WHAT TO WORK ON: Every record must be repeated exactly; omit any pictures they contain.

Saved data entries
● ● ● ● ●

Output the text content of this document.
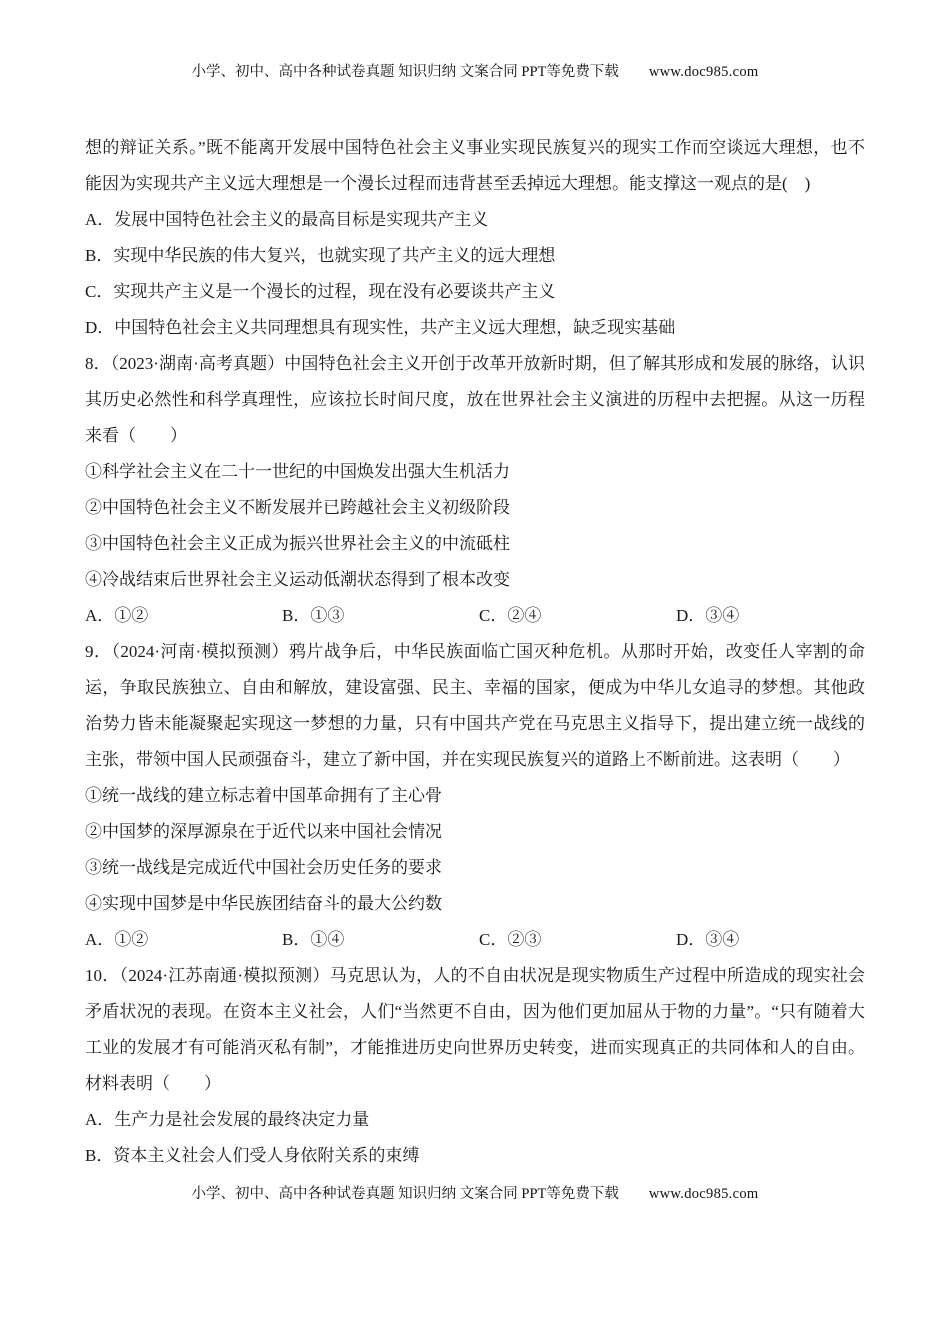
小学、初中、高中各种试卷真题 知识归纳 文案合同 PPT等免费下载 www.doc985.com

想的辩证关系。”既不能离开发展中国特色社会主义事业实现民族复兴的现实工作而空谈远大理想，也不能因为实现共产主义远大理想是一个漫长过程而违背甚至丢掉远大理想。能支撑这一观点的是(　)

A．发展中国特色社会主义的最高目标是实现共产主义

B．实现中华民族的伟大复兴，也就实现了共产主义的远大理想

C．实现共产主义是一个漫长的过程，现在没有必要谈共产主义

D．中国特色社会主义共同理想具有现实性，共产主义远大理想，缺乏现实基础

8．（2023·湖南·高考真题）中国特色社会主义开创于改革开放新时期，但了解其形成和发展的脉络，认识其历史必然性和科学真理性，应该拉长时间尺度，放在世界社会主义演进的历程中去把握。从这一历程来看（　　）

①科学社会主义在二十一世纪的中国焕发出强大生机活力

②中国特色社会主义不断发展并已跨越社会主义初级阶段

③中国特色社会主义正成为振兴世界社会主义的中流砥柱

④冷战结束后世界社会主义运动低潮状态得到了根本改变

A．①②	B．①③	C．②④	D．③④

9．（2024·河南·模拟预测）鸦片战争后，中华民族面临亡国灭种危机。从那时开始，改变任人宰割的命运，争取民族独立、自由和解放，建设富强、民主、幸福的国家，便成为中华儿女追寻的梦想。其他政治势力皆未能凝聚起实现这一梦想的力量，只有中国共产党在马克思主义指导下，提出建立统一战线的主张，带领中国人民顽强奋斗，建立了新中国，并在实现民族复兴的道路上不断前进。这表明（　　）

①统一战线的建立标志着中国革命拥有了主心骨

②中国梦的深厚源泉在于近代以来中国社会情况

③统一战线是完成近代中国社会历史任务的要求

④实现中国梦是中华民族团结奋斗的最大公约数

A．①②	B．①④	C．②③	D．③④

10．（2024·江苏南通·模拟预测）马克思认为，人的不自由状况是现实物质生产过程中所造成的现实社会矛盾状况的表现。在资本主义社会，人们“当然更不自由，因为他们更加屈从于物的力量”。“只有随着大工业的发展才有可能消灭私有制”，才能推进历史向世界历史转变，进而实现真正的共同体和人的自由。材料表明（　　）

A．生产力是社会发展的最终决定力量

B．资本主义社会人们受人身依附关系的束缚

小学、初中、高中各种试卷真题 知识归纳 文案合同 PPT等免费下载 www.doc985.com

● ● ● ● ●

ANSWER IN FULL:
Output the text content of this document.
小学、初中、高中各种试卷真题 知识归纳 文案合同 PPT等免费下载 www.doc985.com

想的辩证关系。”既不能离开发展中国特色社会主义事业实现民族复兴的现实工作而空谈远大理想，也不能因为实现共产主义远大理想是一个漫长过程而违背甚至丢掉远大理想。能支撑这一观点的是(　)

A．发展中国特色社会主义的最高目标是实现共产主义

B．实现中华民族的伟大复兴，也就实现了共产主义的远大理想

C．实现共产主义是一个漫长的过程，现在没有必要谈共产主义

D．中国特色社会主义共同理想具有现实性，共产主义远大理想，缺乏现实基础

8．（2023·湖南·高考真题）中国特色社会主义开创于改革开放新时期，但了解其形成和发展的脉络，认识其历史必然性和科学真理性，应该拉长时间尺度，放在世界社会主义演进的历程中去把握。从这一历程来看（　　）

①科学社会主义在二十一世纪的中国焕发出强大生机活力

②中国特色社会主义不断发展并已跨越社会主义初级阶段

③中国特色社会主义正成为振兴世界社会主义的中流砥柱

④冷战结束后世界社会主义运动低潮状态得到了根本改变

A．①②	B．①③	C．②④	D．③④

9．（2024·河南·模拟预测）鸦片战争后，中华民族面临亡国灭种危机。从那时开始，改变任人宰割的命运，争取民族独立、自由和解放，建设富强、民主、幸福的国家，便成为中华儿女追寻的梦想。其他政治势力皆未能凝聚起实现这一梦想的力量，只有中国共产党在马克思主义指导下，提出建立统一战线的主张，带领中国人民顽强奋斗，建立了新中国，并在实现民族复兴的道路上不断前进。这表明（　　）

①统一战线的建立标志着中国革命拥有了主心骨

②中国梦的深厚源泉在于近代以来中国社会情况

③统一战线是完成近代中国社会历史任务的要求

④实现中国梦是中华民族团结奋斗的最大公约数

A．①②	B．①④	C．②③	D．③④

10．（2024·江苏南通·模拟预测）马克思认为，人的不自由状况是现实物质生产过程中所造成的现实社会矛盾状况的表现。在资本主义社会，人们“当然更不自由，因为他们更加屈从于物的力量”。“只有随着大工业的发展才有可能消灭私有制”，才能推进历史向世界历史转变，进而实现真正的共同体和人的自由。材料表明（　　）

A．生产力是社会发展的最终决定力量

B．资本主义社会人们受人身依附关系的束缚

小学、初中、高中各种试卷真题 知识归纳 文案合同 PPT等免费下载 www.doc985.com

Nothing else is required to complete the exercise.